§ AVAILABLE DATA

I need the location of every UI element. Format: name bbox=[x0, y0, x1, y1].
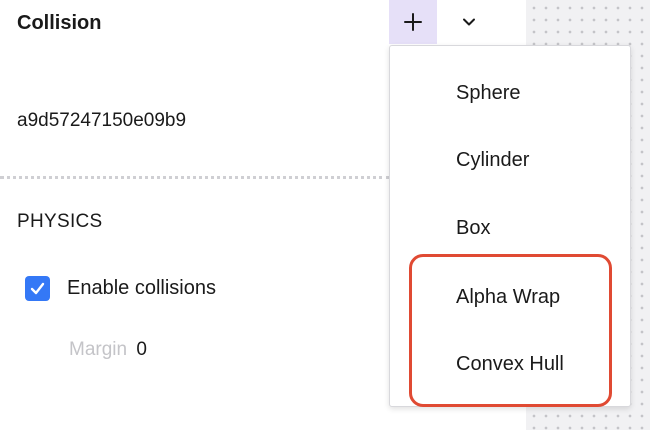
enable-collisions-row[interactable]: Enable collisions bbox=[25, 276, 216, 301]
margin-field[interactable]: Margin 0 bbox=[69, 339, 147, 361]
section-divider bbox=[0, 176, 390, 179]
enable-collisions-label: Enable collisions bbox=[67, 277, 216, 299]
menu-item-convex-hull[interactable]: Convex Hull bbox=[456, 353, 564, 376]
menu-item-cylinder[interactable]: Cylinder bbox=[456, 149, 529, 172]
checkmark-icon bbox=[30, 282, 45, 295]
add-button[interactable] bbox=[389, 0, 437, 44]
enable-collisions-checkbox[interactable] bbox=[25, 276, 50, 301]
object-id: a9d57247150e09b9 bbox=[17, 110, 187, 131]
plus-icon bbox=[404, 13, 422, 31]
margin-label: Margin bbox=[69, 339, 128, 360]
margin-value[interactable]: 0 bbox=[136, 339, 147, 360]
menu-item-sphere[interactable]: Sphere bbox=[456, 82, 521, 105]
menu-item-box[interactable]: Box bbox=[456, 217, 490, 240]
dropdown-toggle-button[interactable] bbox=[445, 0, 493, 44]
chevron-down-icon bbox=[463, 18, 475, 26]
menu-item-alpha-wrap[interactable]: Alpha Wrap bbox=[456, 286, 560, 309]
physics-section-title: PHYSICS bbox=[17, 211, 103, 232]
collision-shape-menu: Sphere Cylinder Box Alpha Wrap Convex Hu… bbox=[389, 45, 631, 407]
panel-title: Collision bbox=[17, 12, 102, 34]
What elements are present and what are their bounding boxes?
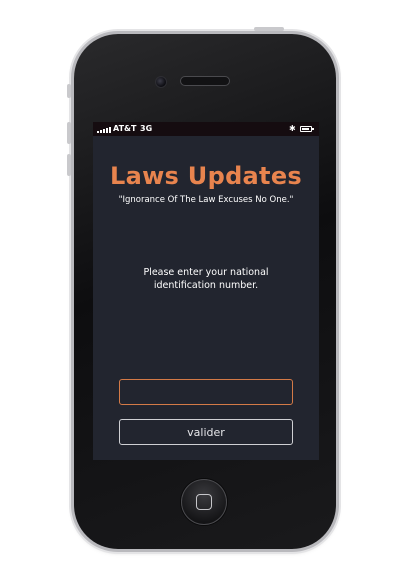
app-motto: "Ignorance Of The Law Excuses No One.": [118, 195, 294, 205]
volume-up-button: [67, 122, 71, 144]
mute-switch: [67, 84, 71, 98]
volume-down-button: [67, 154, 71, 176]
battery-icon: [300, 126, 314, 132]
bluetooth-icon: ✱: [289, 124, 296, 133]
device-mockup: AT&T 3G ✱ Laws Updates "Ignorance Of The…: [0, 0, 407, 576]
home-square-icon: [196, 494, 212, 510]
battery-fill: [302, 128, 309, 130]
earpiece-speaker: [180, 76, 230, 86]
app-title: Laws Updates: [110, 162, 302, 190]
front-camera-icon: [155, 76, 167, 88]
power-button: [254, 27, 284, 31]
id-prompt-text: Please enter your national identificatio…: [143, 267, 269, 291]
status-bar: AT&T 3G ✱: [93, 122, 319, 136]
national-id-input[interactable]: [119, 379, 293, 405]
carrier-name: AT&T: [113, 124, 137, 133]
phone-body: AT&T 3G ✱ Laws Updates "Ignorance Of The…: [67, 27, 336, 549]
home-button[interactable]: [181, 479, 227, 525]
signal-strength-icon: [97, 126, 111, 133]
network-type: 3G: [140, 124, 153, 133]
validate-button[interactable]: valider: [119, 419, 293, 445]
phone-screen: AT&T 3G ✱ Laws Updates "Ignorance Of The…: [93, 122, 319, 460]
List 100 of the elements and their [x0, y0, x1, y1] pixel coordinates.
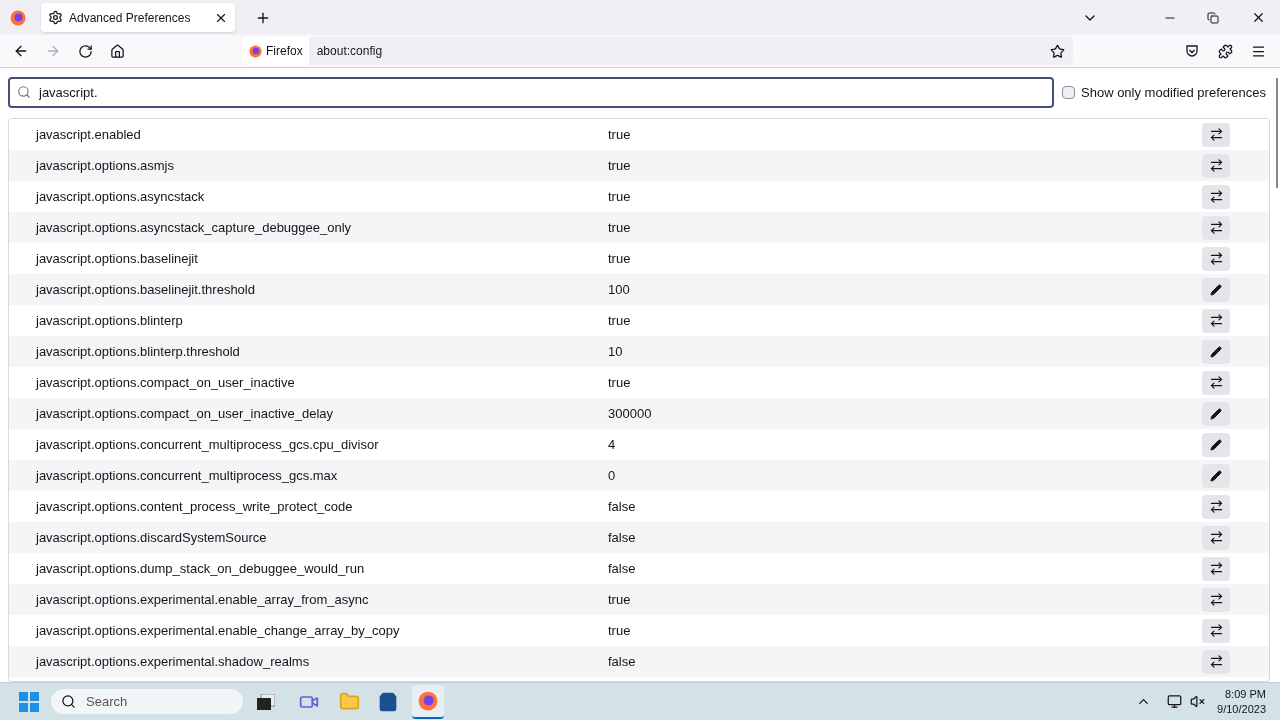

§ EXERCISE DETAILS
Could you revise the listing above so that every "menu-item" becomes "option", with everything else unchanged and the pictures left out?

§ FINISHED TASK
I need the location of every UI element. Format: name bbox=[x0, y0, x1, y1].
enable-collisions-row[interactable]: Enable collisions bbox=[25, 276, 216, 301]
margin-field[interactable]: Margin 0 bbox=[69, 339, 147, 361]
section-divider bbox=[0, 176, 390, 179]
enable-collisions-label: Enable collisions bbox=[67, 277, 216, 299]
option-convex-hull[interactable]: Convex Hull bbox=[456, 353, 564, 376]
option-cylinder[interactable]: Cylinder bbox=[456, 149, 529, 172]
checkmark-icon bbox=[30, 282, 45, 295]
add-button[interactable] bbox=[389, 0, 437, 44]
enable-collisions-checkbox[interactable] bbox=[25, 276, 50, 301]
object-id: a9d57247150e09b9 bbox=[17, 110, 187, 131]
plus-icon bbox=[404, 13, 422, 31]
margin-label: Margin bbox=[69, 339, 128, 360]
margin-value[interactable]: 0 bbox=[136, 339, 147, 360]
option-sphere[interactable]: Sphere bbox=[456, 82, 521, 105]
option-box[interactable]: Box bbox=[456, 217, 490, 240]
dropdown-toggle-button[interactable] bbox=[445, 0, 493, 44]
chevron-down-icon bbox=[463, 18, 475, 26]
option-alpha-wrap[interactable]: Alpha Wrap bbox=[456, 286, 560, 309]
physics-section-title: PHYSICS bbox=[17, 211, 103, 232]
collision-shape-menu: Sphere Cylinder Box Alpha Wrap Convex Hu… bbox=[389, 45, 631, 407]
panel-title: Collision bbox=[17, 12, 102, 34]
What elements are present and what are their bounding boxes?
app-motto: "Ignorance Of The Law Excuses No One.": [118, 195, 294, 205]
volume-up-button: [67, 122, 71, 144]
mute-switch: [67, 84, 71, 98]
volume-down-button: [67, 154, 71, 176]
battery-icon: [300, 126, 314, 132]
bluetooth-icon: ✱: [289, 124, 296, 133]
device-mockup: AT&T 3G ✱ Laws Updates "Ignorance Of The…: [0, 0, 407, 576]
home-square-icon: [196, 494, 212, 510]
battery-fill: [302, 128, 309, 130]
earpiece-speaker: [180, 76, 230, 86]
app-title: Laws Updates: [110, 162, 302, 190]
front-camera-icon: [155, 76, 167, 88]
power-button: [254, 27, 284, 31]
id-prompt-text: Please enter your national identificatio…: [143, 267, 269, 291]
status-bar: AT&T 3G ✱: [93, 122, 319, 136]
national-id-input[interactable]: [119, 379, 293, 405]
carrier-name: AT&T: [113, 124, 137, 133]
phone-body: AT&T 3G ✱ Laws Updates "Ignorance Of The…: [67, 27, 336, 549]
home-button[interactable]: [181, 479, 227, 525]
signal-strength-icon: [97, 126, 111, 133]
network-type: 3G: [140, 124, 153, 133]
validate-button[interactable]: valider: [119, 419, 293, 445]
phone-screen: AT&T 3G ✱ Laws Updates "Ignorance Of The…: [93, 122, 319, 460]
List 100 of the elements and their [x0, y0, x1, y1] pixel coordinates.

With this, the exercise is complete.